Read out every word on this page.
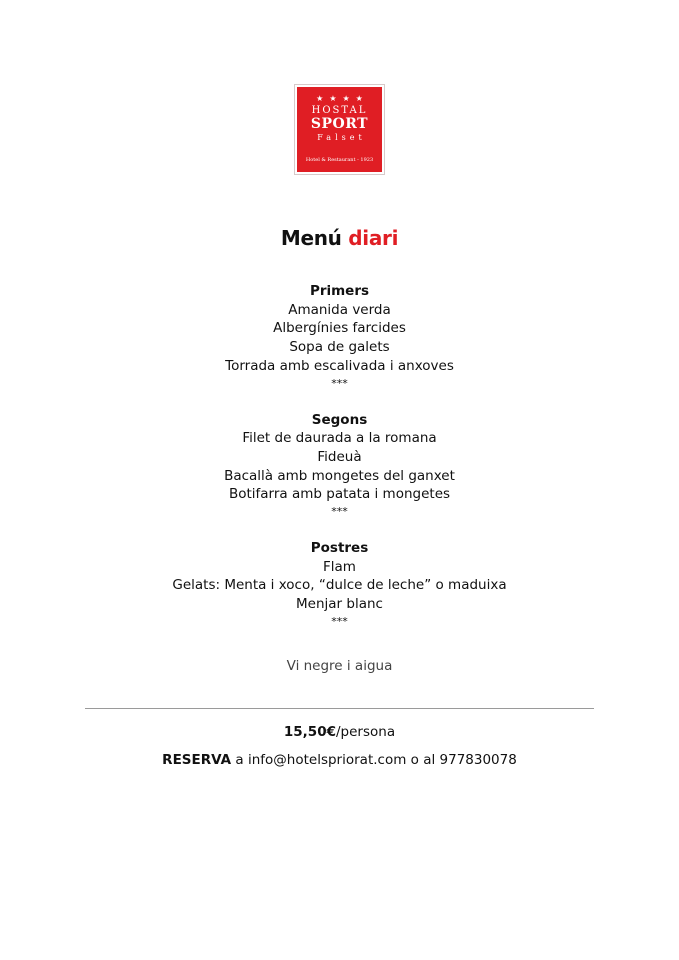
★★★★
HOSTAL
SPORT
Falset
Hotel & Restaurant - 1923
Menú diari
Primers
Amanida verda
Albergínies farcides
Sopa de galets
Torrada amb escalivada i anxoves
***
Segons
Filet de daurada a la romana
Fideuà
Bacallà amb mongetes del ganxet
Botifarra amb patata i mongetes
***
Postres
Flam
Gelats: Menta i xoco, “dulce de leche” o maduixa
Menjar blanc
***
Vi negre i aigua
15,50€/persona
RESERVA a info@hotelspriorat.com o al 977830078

-- -- --

• [EXERCISE DIRECTIONS]
Copy out all the entries exactly. Images stay out of the copy.

• [WRITTEN RESPONSE]
Read out every word on this page.
★★★★
HOSTAL
SPORT
Falset
Hotel & Restaurant - 1923
Menú diari
Primers
Amanida verda
Albergínies farcides
Sopa de galets
Torrada amb escalivada i anxoves
***
Segons
Filet de daurada a la romana
Fideuà
Bacallà amb mongetes del ganxet
Botifarra amb patata i mongetes
***
Postres
Flam
Gelats: Menta i xoco, “dulce de leche” o maduixa
Menjar blanc
***
Vi negre i aigua
15,50€/persona
RESERVA a info@hotelspriorat.com o al 977830078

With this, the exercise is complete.